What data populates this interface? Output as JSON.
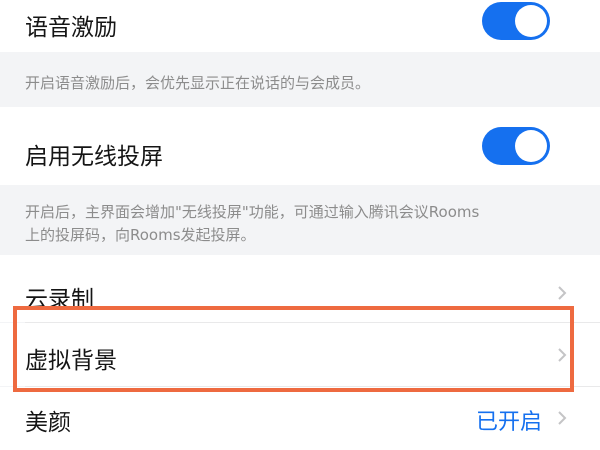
{
  "settings": {
    "voice_motivation": {
      "label": "语音激励",
      "enabled": true,
      "description": "开启语音激励后，会优先显示正在说话的与会成员。"
    },
    "wireless_cast": {
      "label": "启用无线投屏",
      "enabled": true,
      "description_line1": "开启后，主界面会增加\"无线投屏\"功能，可通过输入腾讯会议Rooms",
      "description_line2": "上的投屏码，向Rooms发起投屏。"
    },
    "cloud_record": {
      "label": "云录制"
    },
    "virtual_background": {
      "label": "虚拟背景"
    },
    "beauty": {
      "label": "美颜",
      "status": "已开启"
    }
  },
  "colors": {
    "accent": "#1570ef",
    "highlight": "#ee6a40"
  }
}
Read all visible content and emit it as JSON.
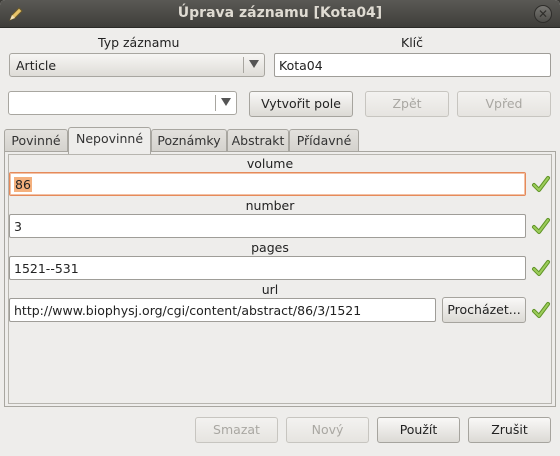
{
  "window": {
    "title": "Úprava záznamu [Kota04]",
    "app_icon": "pencil-icon",
    "close_icon": "close-icon"
  },
  "entry_type": {
    "label": "Typ záznamu",
    "value": "Article"
  },
  "key": {
    "label": "Klíč",
    "value": "Kota04"
  },
  "toolbar": {
    "field_combo_value": "",
    "create_field_label": "Vytvořit pole",
    "back_label": "Zpět",
    "forward_label": "Vpřed"
  },
  "tabs": [
    {
      "label": "Povinné",
      "active": false
    },
    {
      "label": "Nepovinné",
      "active": true
    },
    {
      "label": "Poznámky",
      "active": false
    },
    {
      "label": "Abstrakt",
      "active": false
    },
    {
      "label": "Přídavné",
      "active": false
    }
  ],
  "fields": {
    "volume": {
      "label": "volume",
      "value": "86",
      "valid": true
    },
    "number": {
      "label": "number",
      "value": "3",
      "valid": true
    },
    "pages": {
      "label": "pages",
      "value": "1521--531",
      "valid": true
    },
    "url": {
      "label": "url",
      "value": "http://www.biophysj.org/cgi/content/abstract/86/3/1521",
      "browse_label": "Procházet...",
      "valid": true
    }
  },
  "footer": {
    "delete_label": "Smazat",
    "new_label": "Nový",
    "apply_label": "Použít",
    "cancel_label": "Zrušit"
  },
  "colors": {
    "valid_check": "#7ab43a",
    "focus_border": "#e58a5a",
    "selection": "#f4b07d"
  }
}
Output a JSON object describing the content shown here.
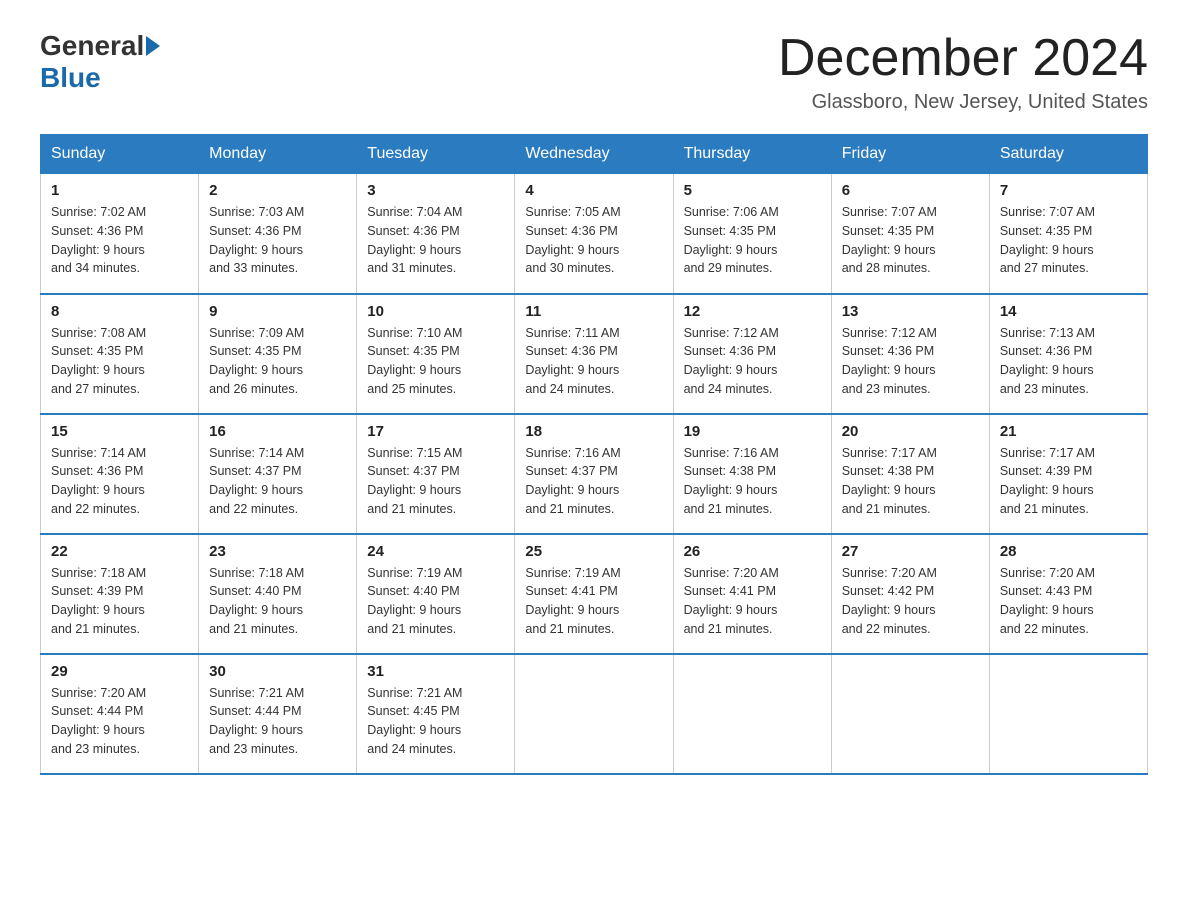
{
  "header": {
    "logo_general": "General",
    "logo_blue": "Blue",
    "month_title": "December 2024",
    "location": "Glassboro, New Jersey, United States"
  },
  "days_of_week": [
    "Sunday",
    "Monday",
    "Tuesday",
    "Wednesday",
    "Thursday",
    "Friday",
    "Saturday"
  ],
  "weeks": [
    [
      {
        "day": "1",
        "sunrise": "7:02 AM",
        "sunset": "4:36 PM",
        "daylight": "9 hours and 34 minutes."
      },
      {
        "day": "2",
        "sunrise": "7:03 AM",
        "sunset": "4:36 PM",
        "daylight": "9 hours and 33 minutes."
      },
      {
        "day": "3",
        "sunrise": "7:04 AM",
        "sunset": "4:36 PM",
        "daylight": "9 hours and 31 minutes."
      },
      {
        "day": "4",
        "sunrise": "7:05 AM",
        "sunset": "4:36 PM",
        "daylight": "9 hours and 30 minutes."
      },
      {
        "day": "5",
        "sunrise": "7:06 AM",
        "sunset": "4:35 PM",
        "daylight": "9 hours and 29 minutes."
      },
      {
        "day": "6",
        "sunrise": "7:07 AM",
        "sunset": "4:35 PM",
        "daylight": "9 hours and 28 minutes."
      },
      {
        "day": "7",
        "sunrise": "7:07 AM",
        "sunset": "4:35 PM",
        "daylight": "9 hours and 27 minutes."
      }
    ],
    [
      {
        "day": "8",
        "sunrise": "7:08 AM",
        "sunset": "4:35 PM",
        "daylight": "9 hours and 27 minutes."
      },
      {
        "day": "9",
        "sunrise": "7:09 AM",
        "sunset": "4:35 PM",
        "daylight": "9 hours and 26 minutes."
      },
      {
        "day": "10",
        "sunrise": "7:10 AM",
        "sunset": "4:35 PM",
        "daylight": "9 hours and 25 minutes."
      },
      {
        "day": "11",
        "sunrise": "7:11 AM",
        "sunset": "4:36 PM",
        "daylight": "9 hours and 24 minutes."
      },
      {
        "day": "12",
        "sunrise": "7:12 AM",
        "sunset": "4:36 PM",
        "daylight": "9 hours and 24 minutes."
      },
      {
        "day": "13",
        "sunrise": "7:12 AM",
        "sunset": "4:36 PM",
        "daylight": "9 hours and 23 minutes."
      },
      {
        "day": "14",
        "sunrise": "7:13 AM",
        "sunset": "4:36 PM",
        "daylight": "9 hours and 23 minutes."
      }
    ],
    [
      {
        "day": "15",
        "sunrise": "7:14 AM",
        "sunset": "4:36 PM",
        "daylight": "9 hours and 22 minutes."
      },
      {
        "day": "16",
        "sunrise": "7:14 AM",
        "sunset": "4:37 PM",
        "daylight": "9 hours and 22 minutes."
      },
      {
        "day": "17",
        "sunrise": "7:15 AM",
        "sunset": "4:37 PM",
        "daylight": "9 hours and 21 minutes."
      },
      {
        "day": "18",
        "sunrise": "7:16 AM",
        "sunset": "4:37 PM",
        "daylight": "9 hours and 21 minutes."
      },
      {
        "day": "19",
        "sunrise": "7:16 AM",
        "sunset": "4:38 PM",
        "daylight": "9 hours and 21 minutes."
      },
      {
        "day": "20",
        "sunrise": "7:17 AM",
        "sunset": "4:38 PM",
        "daylight": "9 hours and 21 minutes."
      },
      {
        "day": "21",
        "sunrise": "7:17 AM",
        "sunset": "4:39 PM",
        "daylight": "9 hours and 21 minutes."
      }
    ],
    [
      {
        "day": "22",
        "sunrise": "7:18 AM",
        "sunset": "4:39 PM",
        "daylight": "9 hours and 21 minutes."
      },
      {
        "day": "23",
        "sunrise": "7:18 AM",
        "sunset": "4:40 PM",
        "daylight": "9 hours and 21 minutes."
      },
      {
        "day": "24",
        "sunrise": "7:19 AM",
        "sunset": "4:40 PM",
        "daylight": "9 hours and 21 minutes."
      },
      {
        "day": "25",
        "sunrise": "7:19 AM",
        "sunset": "4:41 PM",
        "daylight": "9 hours and 21 minutes."
      },
      {
        "day": "26",
        "sunrise": "7:20 AM",
        "sunset": "4:41 PM",
        "daylight": "9 hours and 21 minutes."
      },
      {
        "day": "27",
        "sunrise": "7:20 AM",
        "sunset": "4:42 PM",
        "daylight": "9 hours and 22 minutes."
      },
      {
        "day": "28",
        "sunrise": "7:20 AM",
        "sunset": "4:43 PM",
        "daylight": "9 hours and 22 minutes."
      }
    ],
    [
      {
        "day": "29",
        "sunrise": "7:20 AM",
        "sunset": "4:44 PM",
        "daylight": "9 hours and 23 minutes."
      },
      {
        "day": "30",
        "sunrise": "7:21 AM",
        "sunset": "4:44 PM",
        "daylight": "9 hours and 23 minutes."
      },
      {
        "day": "31",
        "sunrise": "7:21 AM",
        "sunset": "4:45 PM",
        "daylight": "9 hours and 24 minutes."
      },
      null,
      null,
      null,
      null
    ]
  ],
  "labels": {
    "sunrise": "Sunrise:",
    "sunset": "Sunset:",
    "daylight": "Daylight:"
  }
}
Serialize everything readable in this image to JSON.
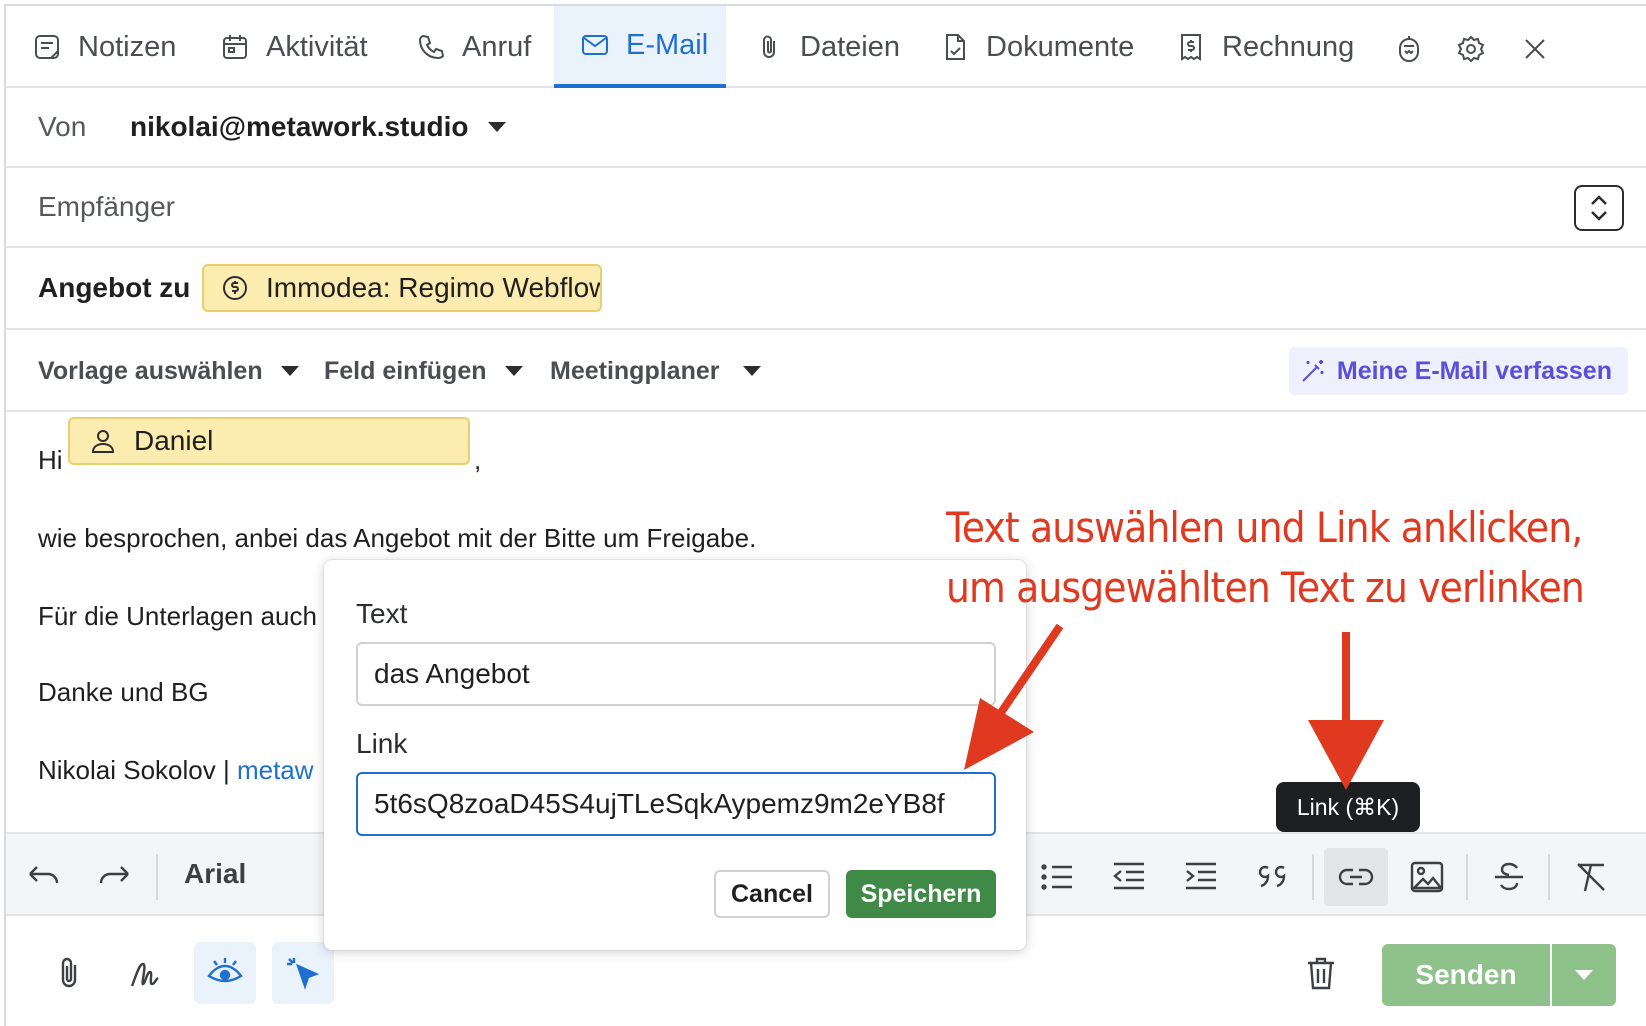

■ ■ ■ ■

**TASK INSTRUCTIONS:**
Copy every line that contains the string "this".

**TASK RESULT:**
What data populates this interface? Output as JSON.
Serialize everything readable in this image to JSON.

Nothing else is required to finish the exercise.